Exercise passage:
━━━
Why most websites don't make money
They were built without a strategy. The founder asked "how do I get a website" instead of "how does this website pay me back." A site without a clear funnel, clear audience, and clear offer is just a digital pamphlet. Pamphlets don't generate leads.
Spend more time on the strategy than on the design. Sounds boring. It's the actual job.
So if you are planning a site
If you're trying to figure out whether you need WordPress, a custom build, or just a Wix page, the answer usually comes from one question. Will this website have to do real work, or just exist.
A site that has to do real work, generate leads, handle payments, run a business, deserves a real build. A site that only has to exist can run on whatever's cheapest.
If you're at the point where you want it done properly and don't want to manage the build yourself, that's the part I do for clients. Happy to take a look at what you have and tell you straight whether you need a developer or a Wix template. The honest answer saves you money either way.
Frequently asked questions
Can I learn HTML in 7 days?
Yes. HTML is the easiest part of web development and you can learn the basics in a focused weekend. CSS will take longer because layout is unforgiving and there are quirks across browsers. JavaScript is the multi-month part where most beginners stall, especially when concepts like async, scope, and the DOM stack on top of each other. Don't rush past the fundamentals just because the syntax feels easy.
What are the 7 C's of web design?
Different sources list different ones, which tells you it's mostly a marketing acronym, but the version that comes up most often is: Clear, Concise, Compelling, Credible, Connected, Customer-focused, and Consistent. They're a useful checklist for evaluating a homepage or landing page, but they aren't a strategy on their own. A site can score 7/7 on the C's and still convert at 0.5% if the offer or audience is wrong.
━━━
Information given:
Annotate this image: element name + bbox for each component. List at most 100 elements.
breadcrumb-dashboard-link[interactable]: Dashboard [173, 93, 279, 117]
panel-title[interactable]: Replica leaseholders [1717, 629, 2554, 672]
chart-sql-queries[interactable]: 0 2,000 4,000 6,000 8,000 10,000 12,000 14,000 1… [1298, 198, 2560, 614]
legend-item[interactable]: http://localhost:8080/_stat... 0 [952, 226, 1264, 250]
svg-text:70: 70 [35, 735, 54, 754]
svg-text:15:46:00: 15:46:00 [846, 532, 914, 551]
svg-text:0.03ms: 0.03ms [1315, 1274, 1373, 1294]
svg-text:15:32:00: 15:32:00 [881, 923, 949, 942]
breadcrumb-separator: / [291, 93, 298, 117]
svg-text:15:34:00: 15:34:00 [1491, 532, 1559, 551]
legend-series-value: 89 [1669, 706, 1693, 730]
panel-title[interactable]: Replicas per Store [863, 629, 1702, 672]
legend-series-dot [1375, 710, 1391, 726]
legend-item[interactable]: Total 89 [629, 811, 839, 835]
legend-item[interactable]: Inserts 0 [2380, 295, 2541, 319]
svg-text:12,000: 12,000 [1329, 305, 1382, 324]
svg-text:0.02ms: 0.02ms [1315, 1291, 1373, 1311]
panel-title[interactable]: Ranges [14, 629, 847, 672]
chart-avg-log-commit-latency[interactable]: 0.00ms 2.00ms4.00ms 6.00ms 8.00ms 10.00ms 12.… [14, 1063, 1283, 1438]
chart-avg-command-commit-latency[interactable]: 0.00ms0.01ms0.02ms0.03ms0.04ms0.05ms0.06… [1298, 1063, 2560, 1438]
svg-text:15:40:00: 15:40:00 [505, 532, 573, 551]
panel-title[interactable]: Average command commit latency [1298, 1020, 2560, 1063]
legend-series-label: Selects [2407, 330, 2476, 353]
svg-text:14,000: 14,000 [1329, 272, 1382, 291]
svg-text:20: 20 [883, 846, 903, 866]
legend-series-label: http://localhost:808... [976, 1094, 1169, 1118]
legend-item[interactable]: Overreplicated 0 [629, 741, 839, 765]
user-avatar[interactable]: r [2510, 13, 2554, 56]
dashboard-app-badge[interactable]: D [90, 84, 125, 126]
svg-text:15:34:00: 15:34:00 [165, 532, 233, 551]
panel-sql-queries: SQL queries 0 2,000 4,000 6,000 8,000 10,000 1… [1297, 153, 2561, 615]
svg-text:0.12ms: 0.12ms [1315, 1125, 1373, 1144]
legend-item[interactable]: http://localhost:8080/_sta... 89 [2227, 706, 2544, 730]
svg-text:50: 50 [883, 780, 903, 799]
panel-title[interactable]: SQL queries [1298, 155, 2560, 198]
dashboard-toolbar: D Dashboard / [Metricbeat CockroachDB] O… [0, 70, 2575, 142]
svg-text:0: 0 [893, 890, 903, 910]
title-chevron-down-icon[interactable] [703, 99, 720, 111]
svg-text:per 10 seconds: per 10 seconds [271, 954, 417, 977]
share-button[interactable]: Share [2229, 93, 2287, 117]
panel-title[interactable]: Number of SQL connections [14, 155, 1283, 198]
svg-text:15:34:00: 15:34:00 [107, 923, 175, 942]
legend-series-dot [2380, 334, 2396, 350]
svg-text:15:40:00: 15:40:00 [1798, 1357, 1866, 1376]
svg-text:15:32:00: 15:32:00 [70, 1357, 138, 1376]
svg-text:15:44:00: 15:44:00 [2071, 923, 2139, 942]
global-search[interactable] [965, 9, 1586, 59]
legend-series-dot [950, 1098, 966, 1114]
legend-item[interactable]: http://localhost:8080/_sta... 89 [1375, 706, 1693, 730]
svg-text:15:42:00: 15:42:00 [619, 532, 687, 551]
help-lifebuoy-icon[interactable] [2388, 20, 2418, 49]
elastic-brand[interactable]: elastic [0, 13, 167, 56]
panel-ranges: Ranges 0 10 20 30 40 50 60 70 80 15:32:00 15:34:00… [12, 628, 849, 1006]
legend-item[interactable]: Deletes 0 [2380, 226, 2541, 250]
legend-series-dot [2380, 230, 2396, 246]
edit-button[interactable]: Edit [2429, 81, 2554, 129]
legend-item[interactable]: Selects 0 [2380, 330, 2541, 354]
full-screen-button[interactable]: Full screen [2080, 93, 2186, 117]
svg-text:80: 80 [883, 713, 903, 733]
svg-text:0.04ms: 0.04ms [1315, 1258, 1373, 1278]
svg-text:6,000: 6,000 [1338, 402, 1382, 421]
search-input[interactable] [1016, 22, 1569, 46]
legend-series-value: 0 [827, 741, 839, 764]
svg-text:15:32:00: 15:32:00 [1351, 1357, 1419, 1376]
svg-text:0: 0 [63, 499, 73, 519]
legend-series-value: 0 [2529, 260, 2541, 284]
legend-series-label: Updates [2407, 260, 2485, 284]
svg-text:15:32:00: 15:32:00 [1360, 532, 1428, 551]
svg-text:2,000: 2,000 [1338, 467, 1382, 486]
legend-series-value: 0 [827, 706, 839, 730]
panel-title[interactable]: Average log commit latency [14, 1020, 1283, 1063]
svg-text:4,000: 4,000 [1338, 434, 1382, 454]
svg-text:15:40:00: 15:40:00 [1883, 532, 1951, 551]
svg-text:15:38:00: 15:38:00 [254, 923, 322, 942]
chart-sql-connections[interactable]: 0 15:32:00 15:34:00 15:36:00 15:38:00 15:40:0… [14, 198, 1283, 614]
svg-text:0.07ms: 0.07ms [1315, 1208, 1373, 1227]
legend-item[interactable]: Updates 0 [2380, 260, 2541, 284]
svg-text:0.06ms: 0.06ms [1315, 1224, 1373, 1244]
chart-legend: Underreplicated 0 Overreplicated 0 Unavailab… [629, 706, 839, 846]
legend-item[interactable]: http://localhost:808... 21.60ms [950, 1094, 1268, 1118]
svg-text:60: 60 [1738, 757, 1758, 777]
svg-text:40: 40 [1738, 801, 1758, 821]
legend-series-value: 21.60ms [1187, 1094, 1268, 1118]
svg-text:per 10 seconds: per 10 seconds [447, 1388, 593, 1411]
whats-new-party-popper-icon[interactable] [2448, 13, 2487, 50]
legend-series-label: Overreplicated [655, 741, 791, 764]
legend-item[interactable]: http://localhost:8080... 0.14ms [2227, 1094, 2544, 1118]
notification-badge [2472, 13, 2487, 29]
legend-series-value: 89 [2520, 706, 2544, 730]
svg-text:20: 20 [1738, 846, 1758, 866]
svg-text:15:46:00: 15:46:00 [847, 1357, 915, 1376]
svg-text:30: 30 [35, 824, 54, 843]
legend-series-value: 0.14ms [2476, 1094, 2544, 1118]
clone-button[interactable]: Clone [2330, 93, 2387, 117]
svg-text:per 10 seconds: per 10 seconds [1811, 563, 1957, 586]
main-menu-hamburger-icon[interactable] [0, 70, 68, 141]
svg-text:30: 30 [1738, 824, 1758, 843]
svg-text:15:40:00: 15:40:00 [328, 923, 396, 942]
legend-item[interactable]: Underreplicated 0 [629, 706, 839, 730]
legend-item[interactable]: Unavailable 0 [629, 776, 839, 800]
━━━
Problem:
Pick up the article on why most websites don't make money and continue it from its closing answer about the 7 C's of web design.

Exercise output:
Is AI replacing developers?
Not the good ones. AI is replacing the bottom 30% of the field, the same way Google replaced bad researchers a decade ago. Developers who can think, design, communicate, and ship to real users are more valuable than they were 3 years ago, not less. If your job is copying snippets from tutorials and tweaking them slightly, that work is genuinely under threat. If your job is solving messy problems for messy clients, AI is a tool that makes you faster, not a replacement.
How many types of websites are there?
Practically: portfolios, blogs, ecommerce stores, lead-generation service sites, SaaS apps, marketplaces, news sites, directories, social platforms, and educational platforms. Most real projects are a blend of two or three. A good agency or freelancer will tell you which blend you're actually building before they quote, because the pricing and tech stack are completely different across them.
How long does it take to build a website?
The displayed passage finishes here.